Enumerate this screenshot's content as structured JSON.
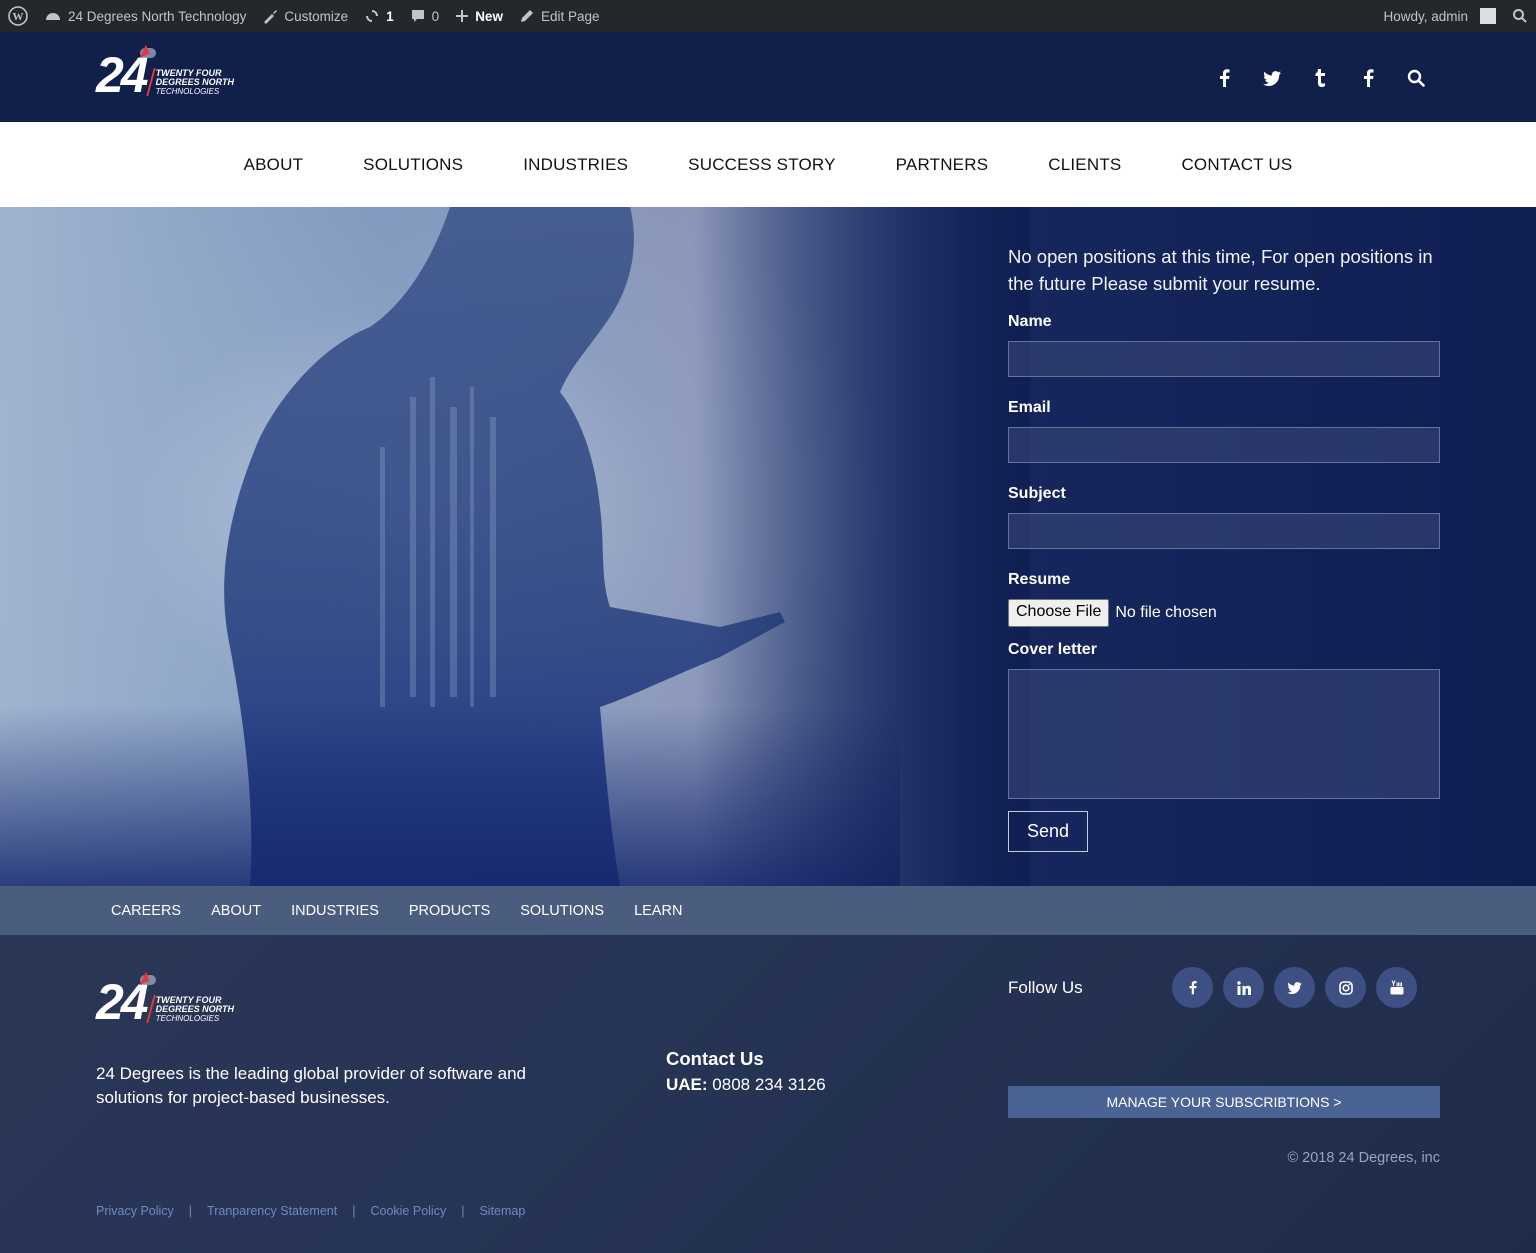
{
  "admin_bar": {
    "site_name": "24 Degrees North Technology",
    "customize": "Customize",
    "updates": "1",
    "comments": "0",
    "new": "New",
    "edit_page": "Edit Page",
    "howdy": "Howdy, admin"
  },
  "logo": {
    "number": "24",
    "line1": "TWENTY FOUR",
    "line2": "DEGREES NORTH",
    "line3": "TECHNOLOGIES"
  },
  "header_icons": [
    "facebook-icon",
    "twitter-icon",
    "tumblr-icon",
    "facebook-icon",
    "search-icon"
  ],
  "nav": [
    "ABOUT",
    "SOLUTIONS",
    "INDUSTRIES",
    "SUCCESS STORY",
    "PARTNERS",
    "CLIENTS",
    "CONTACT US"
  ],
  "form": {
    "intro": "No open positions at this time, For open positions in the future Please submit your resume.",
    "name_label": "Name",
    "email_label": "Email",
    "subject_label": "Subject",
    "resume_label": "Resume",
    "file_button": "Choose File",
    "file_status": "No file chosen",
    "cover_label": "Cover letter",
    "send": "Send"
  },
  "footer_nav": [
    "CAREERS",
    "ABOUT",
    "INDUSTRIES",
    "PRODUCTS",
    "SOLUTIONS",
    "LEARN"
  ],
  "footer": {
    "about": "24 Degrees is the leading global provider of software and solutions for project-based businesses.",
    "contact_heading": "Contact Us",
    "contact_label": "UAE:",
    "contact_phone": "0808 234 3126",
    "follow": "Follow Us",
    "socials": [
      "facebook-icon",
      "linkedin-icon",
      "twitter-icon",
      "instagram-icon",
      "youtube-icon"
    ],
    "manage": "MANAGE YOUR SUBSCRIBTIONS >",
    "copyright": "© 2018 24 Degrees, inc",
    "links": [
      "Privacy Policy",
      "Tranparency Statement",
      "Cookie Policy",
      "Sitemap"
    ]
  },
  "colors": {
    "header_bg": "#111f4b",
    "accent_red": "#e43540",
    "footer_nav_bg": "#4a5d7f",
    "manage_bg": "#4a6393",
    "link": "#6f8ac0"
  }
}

--

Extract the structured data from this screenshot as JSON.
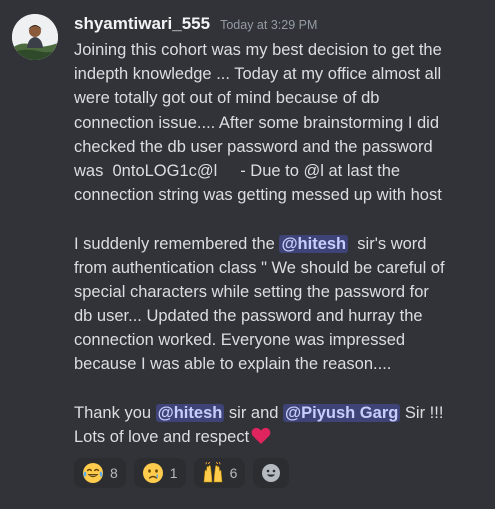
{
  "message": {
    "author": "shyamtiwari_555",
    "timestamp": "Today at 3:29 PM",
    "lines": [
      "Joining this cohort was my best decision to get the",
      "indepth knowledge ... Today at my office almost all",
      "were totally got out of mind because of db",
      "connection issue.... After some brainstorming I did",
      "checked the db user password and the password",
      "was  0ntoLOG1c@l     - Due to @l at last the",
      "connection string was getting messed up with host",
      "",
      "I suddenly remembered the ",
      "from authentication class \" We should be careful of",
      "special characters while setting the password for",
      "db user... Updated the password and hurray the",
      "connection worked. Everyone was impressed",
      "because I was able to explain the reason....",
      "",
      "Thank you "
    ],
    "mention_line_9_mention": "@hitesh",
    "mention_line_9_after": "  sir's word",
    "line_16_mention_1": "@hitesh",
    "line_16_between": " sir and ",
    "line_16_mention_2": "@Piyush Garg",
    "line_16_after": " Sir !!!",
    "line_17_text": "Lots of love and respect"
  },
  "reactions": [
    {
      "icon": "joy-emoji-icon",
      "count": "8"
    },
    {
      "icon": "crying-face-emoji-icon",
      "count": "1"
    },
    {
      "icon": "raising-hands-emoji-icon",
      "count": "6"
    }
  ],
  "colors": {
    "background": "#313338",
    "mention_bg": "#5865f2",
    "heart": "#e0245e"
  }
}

◆ **The request**
In the listing above, find the lines holding the word "from" and copy them.

◆ **Exercise response**
Extract the structured data from this screenshot as JSON.
      "from authentication class \" We should be careful of",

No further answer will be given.